Dataset excerpts »
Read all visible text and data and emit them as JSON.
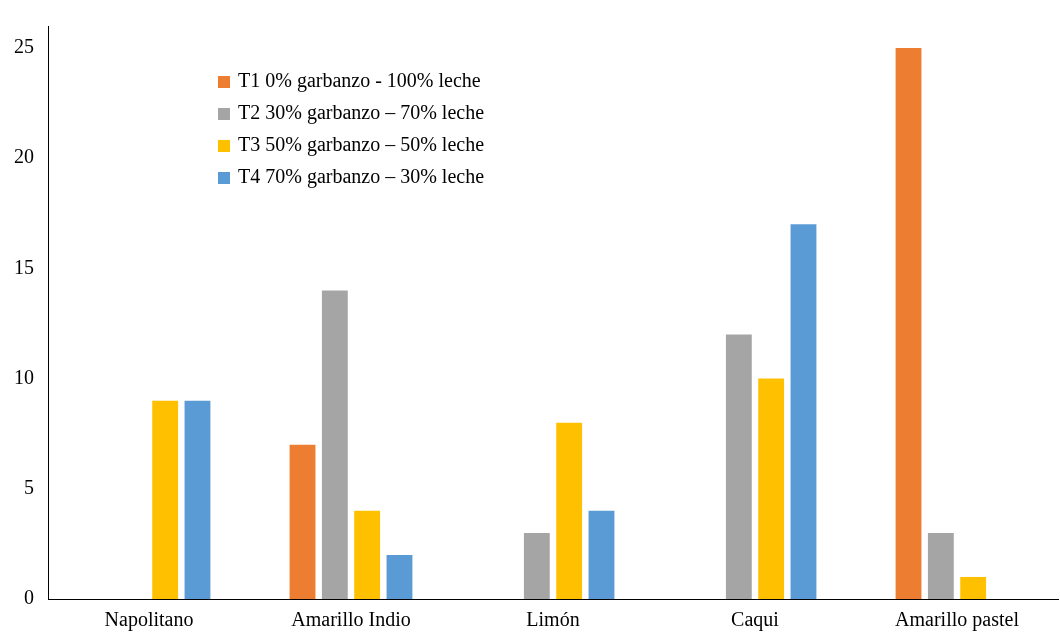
{
  "chart_data": {
    "type": "bar",
    "categories": [
      "Napolitano",
      "Amarillo Indio",
      "Limón",
      "Caqui",
      "Amarillo pastel"
    ],
    "series": [
      {
        "name": "T1 0% garbanzo - 100% leche",
        "color": "#ed7d31",
        "values": [
          0,
          7,
          0,
          0,
          25
        ]
      },
      {
        "name": "T2 30% garbanzo – 70% leche",
        "color": "#a5a5a5",
        "values": [
          0,
          14,
          3,
          12,
          3
        ]
      },
      {
        "name": "T3 50% garbanzo – 50% leche",
        "color": "#ffc000",
        "values": [
          9,
          4,
          8,
          10,
          1
        ]
      },
      {
        "name": "T4 70% garbanzo – 30% leche",
        "color": "#5b9bd5",
        "values": [
          9,
          2,
          4,
          17,
          0
        ]
      }
    ],
    "ylim": [
      0,
      26
    ],
    "yticks": [
      0,
      5,
      10,
      15,
      20,
      25
    ],
    "grid": false,
    "legend": "top left"
  }
}
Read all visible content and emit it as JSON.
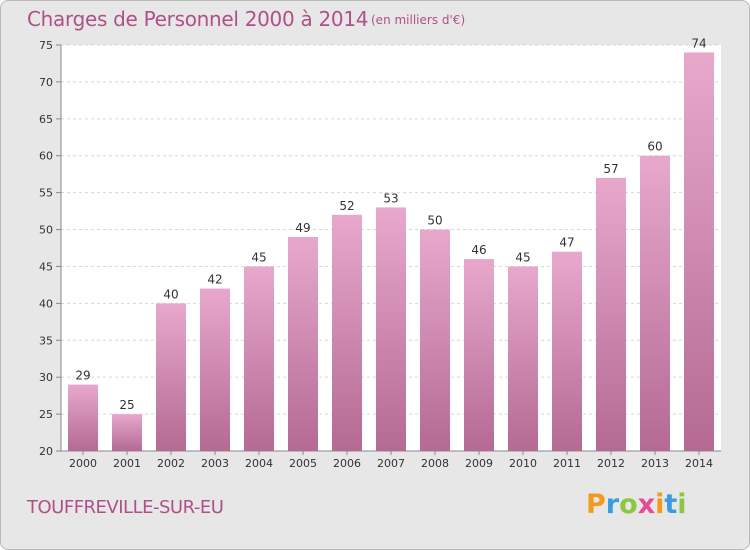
{
  "header": {
    "title": "Charges de Personnel 2000 à 2014",
    "unit": "(en milliers d'€)"
  },
  "footer": {
    "commune": "TOUFFREVILLE-SUR-EU",
    "logo_text": "Proxiti"
  },
  "colors": {
    "bar_top": "#e8a8cc",
    "bar_bottom": "#b46a93",
    "title": "#b0508a",
    "background": "#e7e7e7",
    "plot_background": "#ffffff"
  },
  "chart_data": {
    "type": "bar",
    "categories": [
      "2000",
      "2001",
      "2002",
      "2003",
      "2004",
      "2005",
      "2006",
      "2007",
      "2008",
      "2009",
      "2010",
      "2011",
      "2012",
      "2013",
      "2014"
    ],
    "values": [
      29,
      25,
      40,
      42,
      45,
      49,
      52,
      53,
      50,
      46,
      45,
      47,
      57,
      60,
      74
    ],
    "title": "Charges de Personnel 2000 à 2014",
    "ylim": [
      20,
      75
    ],
    "yticks": [
      20,
      25,
      30,
      35,
      40,
      45,
      50,
      55,
      60,
      65,
      70,
      75
    ],
    "grid": true,
    "data_labels": true
  }
}
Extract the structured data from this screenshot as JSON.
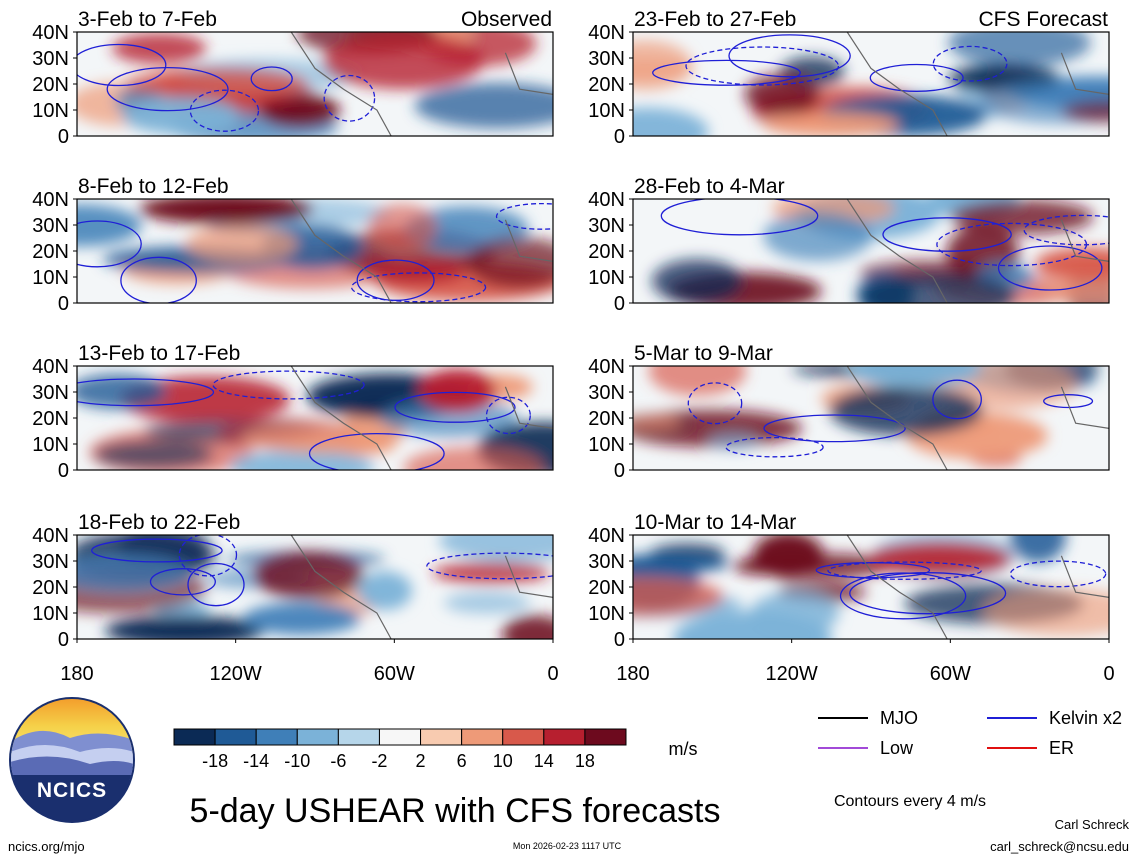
{
  "chart_data": {
    "type": "heatmap",
    "title": "5-day USHEAR with CFS forecasts",
    "units": "m/s",
    "contour_note": "Contours every 4 m/s",
    "x_ticks": [
      "180",
      "120W",
      "60W",
      "0"
    ],
    "y_ticks": [
      "40N",
      "30N",
      "20N",
      "10N",
      "0"
    ],
    "colorbar": {
      "ticks": [
        "-18",
        "-14",
        "-10",
        "-6",
        "-2",
        "2",
        "6",
        "10",
        "14",
        "18"
      ],
      "colors": [
        "#0b2a55",
        "#1f5a96",
        "#3f7fb8",
        "#7bb2d8",
        "#b6d6ea",
        "#f7f7f7",
        "#f8cbb0",
        "#ee9a78",
        "#d8594b",
        "#b71f2f",
        "#6d0a1e"
      ]
    },
    "legend": [
      {
        "label": "MJO",
        "color": "#000000"
      },
      {
        "label": "Kelvin x2",
        "color": "#1f1fd6"
      },
      {
        "label": "Low",
        "color": "#a24ad8"
      },
      {
        "label": "ER",
        "color": "#e01010"
      }
    ],
    "columns": [
      "Observed",
      "CFS Forecast"
    ],
    "panels": [
      {
        "period": "3-Feb to 7-Feb",
        "source": "Observed",
        "col": 0,
        "row": 0
      },
      {
        "period": "8-Feb to 12-Feb",
        "col": 0,
        "row": 1
      },
      {
        "period": "13-Feb to 17-Feb",
        "col": 0,
        "row": 2
      },
      {
        "period": "18-Feb to 22-Feb",
        "col": 0,
        "row": 3
      },
      {
        "period": "23-Feb to 27-Feb",
        "source": "CFS Forecast",
        "col": 1,
        "row": 0
      },
      {
        "period": "28-Feb to 4-Mar",
        "col": 1,
        "row": 1
      },
      {
        "period": "5-Mar to 9-Mar",
        "col": 1,
        "row": 2
      },
      {
        "period": "10-Mar to 14-Mar",
        "col": 1,
        "row": 3
      }
    ]
  },
  "footer": {
    "site": "ncics.org/mjo",
    "timestamp": "Mon 2026-02-23 1117 UTC",
    "author": "Carl Schreck",
    "email": "carl_schreck@ncsu.edu",
    "logo_text": "NCICS"
  }
}
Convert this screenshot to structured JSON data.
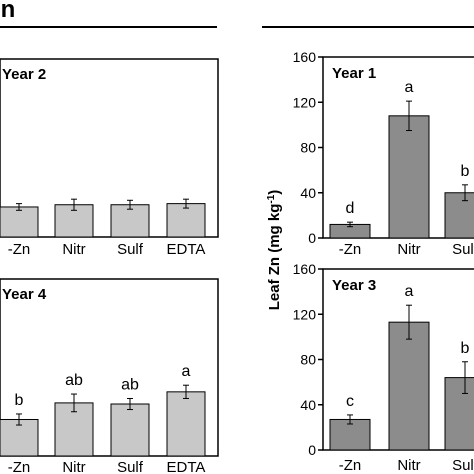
{
  "header": {
    "left_title_fragment": "on"
  },
  "chart_data": [
    {
      "type": "bar",
      "panel_label": "Year 2",
      "categories": [
        "-Zn",
        "Nitr",
        "Sulf",
        "EDTA"
      ],
      "values": [
        27,
        29,
        29,
        30
      ],
      "errors": [
        3,
        5,
        4,
        4
      ],
      "letters": [
        "",
        "",
        "",
        ""
      ],
      "ylim": [
        0,
        160
      ],
      "bar_color": "#c8c8c8"
    },
    {
      "type": "bar",
      "panel_label": "Year 4",
      "categories": [
        "-Zn",
        "Nitr",
        "Sulf",
        "EDTA"
      ],
      "values": [
        33,
        48,
        47,
        58
      ],
      "errors": [
        5,
        8,
        5,
        6
      ],
      "letters": [
        "b",
        "ab",
        "ab",
        "a"
      ],
      "ylim": [
        0,
        160
      ],
      "bar_color": "#c8c8c8"
    },
    {
      "type": "bar",
      "panel_label": "Year 1",
      "categories": [
        "-Zn",
        "Nitr",
        "Sulf"
      ],
      "values": [
        12,
        108,
        40
      ],
      "errors": [
        2,
        13,
        7
      ],
      "letters": [
        "d",
        "a",
        "b"
      ],
      "ylabel": "Leaf Zn (mg kg-1)",
      "yticks": [
        "0",
        "40",
        "80",
        "120",
        "160"
      ],
      "ylim": [
        0,
        160
      ],
      "bar_color": "#8c8c8c"
    },
    {
      "type": "bar",
      "panel_label": "Year 3",
      "categories": [
        "-Zn",
        "Nitr",
        "Sulf"
      ],
      "values": [
        27,
        113,
        64
      ],
      "errors": [
        4,
        15,
        14
      ],
      "letters": [
        "c",
        "a",
        "b"
      ],
      "ylabel": "Leaf Zn (mg kg-1)",
      "yticks": [
        "0",
        "40",
        "80",
        "120",
        "160"
      ],
      "ylim": [
        0,
        160
      ],
      "bar_color": "#8c8c8c"
    }
  ]
}
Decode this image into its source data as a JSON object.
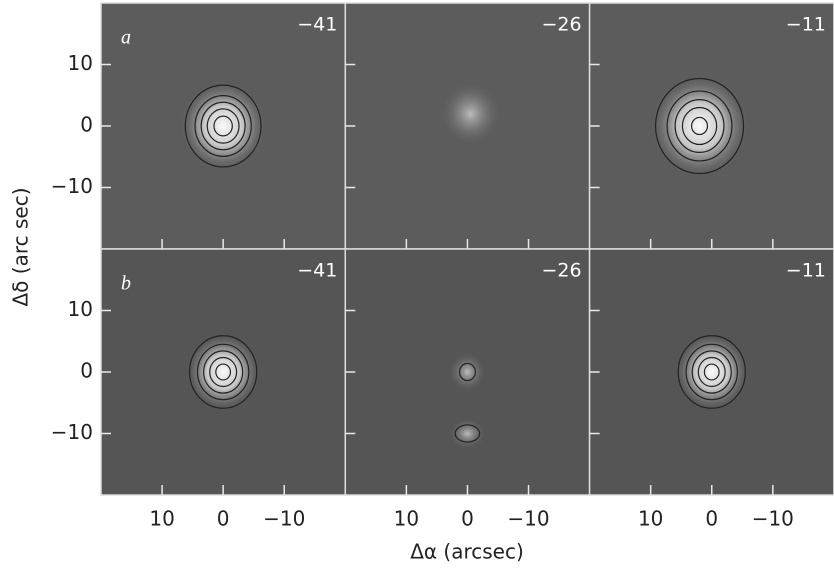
{
  "figure": {
    "y_label": "Δδ (arc sec)",
    "x_label": "Δα (arcsec)",
    "xlim": [
      20,
      -20
    ],
    "ylim": [
      -20,
      20
    ],
    "xticks": [
      10,
      0,
      {
        "value": -10,
        "label": "−10"
      }
    ],
    "yticks": [
      10,
      0,
      {
        "value": -10,
        "label": "−10"
      }
    ],
    "rows": [
      {
        "label": "a",
        "panels": [
          "−41",
          "−26",
          "−11"
        ]
      },
      {
        "label": "b",
        "panels": [
          "−41",
          "−26",
          "−11"
        ]
      }
    ]
  }
}
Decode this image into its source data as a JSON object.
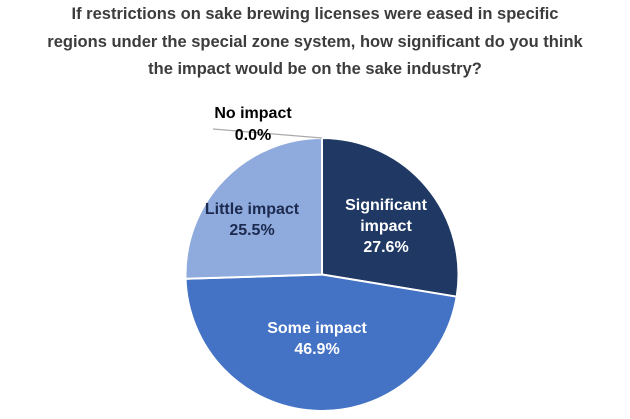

Job » For each line in the data above that contains the string "garbanzo", extract the line.

Reply »
        "name": "T1 0% garbanzo - 100% leche",
        "name": "T2 30% garbanzo – 70% leche",
        "name": "T3 50% garbanzo – 50% leche",
        "name": "T4 70% garbanzo – 30% leche",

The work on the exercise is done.